* _DATA SHOWN_:

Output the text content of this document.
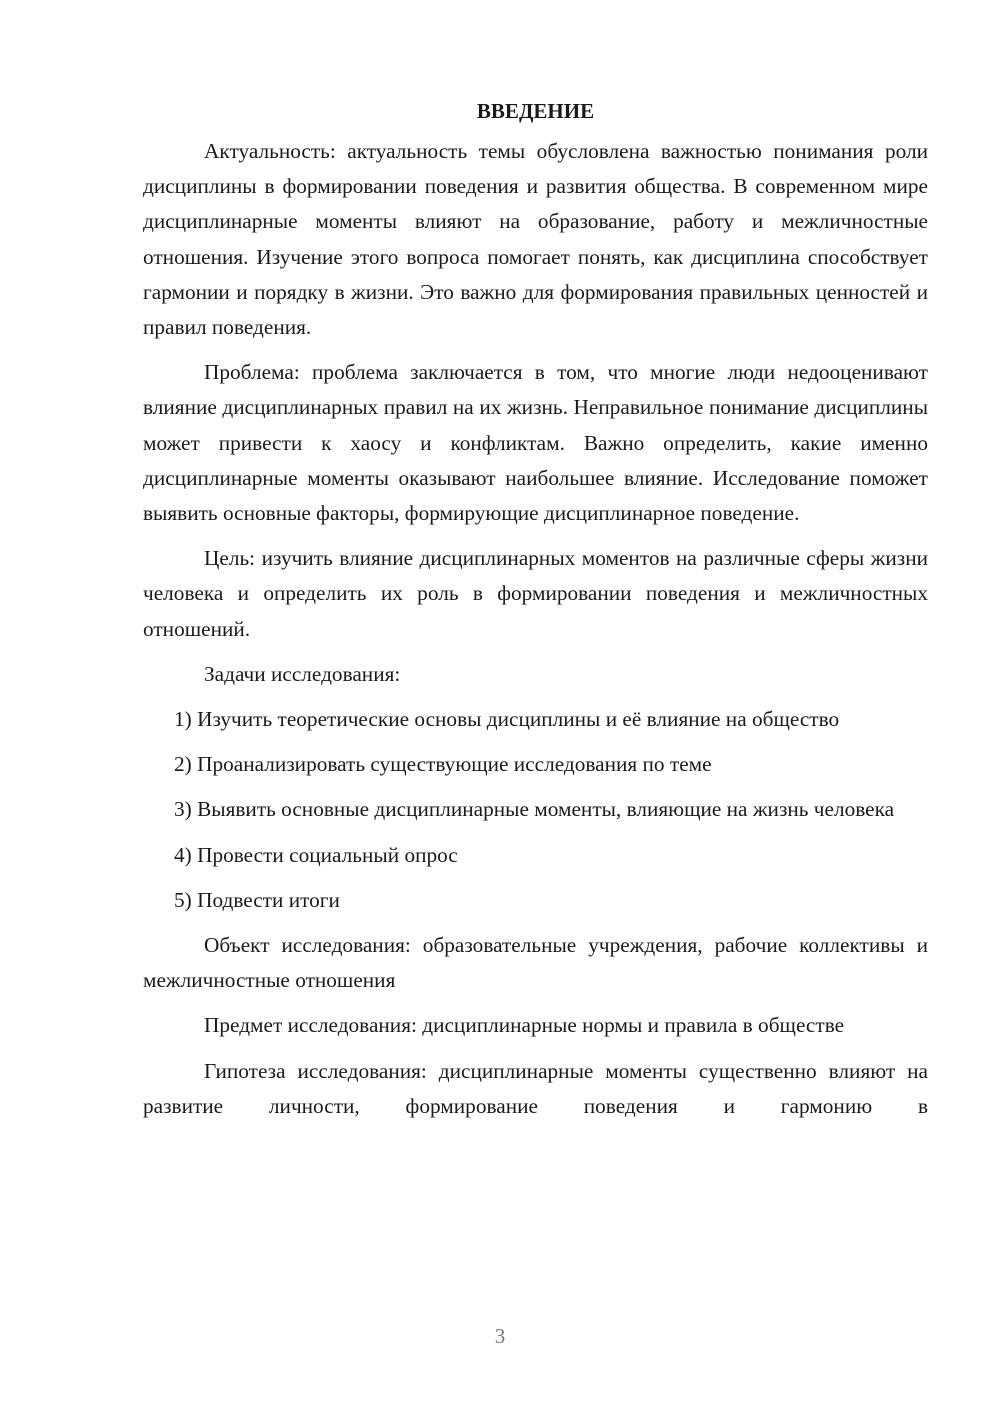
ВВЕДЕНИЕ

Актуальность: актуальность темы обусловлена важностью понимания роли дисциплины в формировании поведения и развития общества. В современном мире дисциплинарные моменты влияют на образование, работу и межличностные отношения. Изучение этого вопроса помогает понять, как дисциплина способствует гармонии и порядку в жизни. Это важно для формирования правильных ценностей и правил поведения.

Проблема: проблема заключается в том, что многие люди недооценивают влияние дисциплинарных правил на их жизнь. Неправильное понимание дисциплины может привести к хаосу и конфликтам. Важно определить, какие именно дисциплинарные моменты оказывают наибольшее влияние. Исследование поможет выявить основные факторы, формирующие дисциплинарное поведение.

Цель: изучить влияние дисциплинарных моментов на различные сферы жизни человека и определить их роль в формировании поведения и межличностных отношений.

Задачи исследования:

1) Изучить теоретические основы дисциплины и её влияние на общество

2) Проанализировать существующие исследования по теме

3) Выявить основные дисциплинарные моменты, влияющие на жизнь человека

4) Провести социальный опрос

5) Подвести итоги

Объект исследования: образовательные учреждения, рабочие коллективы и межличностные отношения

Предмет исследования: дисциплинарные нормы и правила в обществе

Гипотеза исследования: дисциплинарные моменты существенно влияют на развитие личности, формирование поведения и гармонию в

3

* _EXERCISE_:
Where a line in the entries holds "жизни", copy that line.

* _FINAL RESULT_:
Актуальность: актуальность темы обусловлена важностью понимания роли дисциплины в формировании поведения и развития общества. В современном мире дисциплинарные моменты влияют на образование, работу и межличностные отношения. Изучение этого вопроса помогает понять, как дисциплина способствует гармонии и порядку в жизни. Это важно для формирования правильных ценностей и правил поведения.
Цель: изучить влияние дисциплинарных моментов на различные сферы жизни человека и определить их роль в формировании поведения и межличностных отношений.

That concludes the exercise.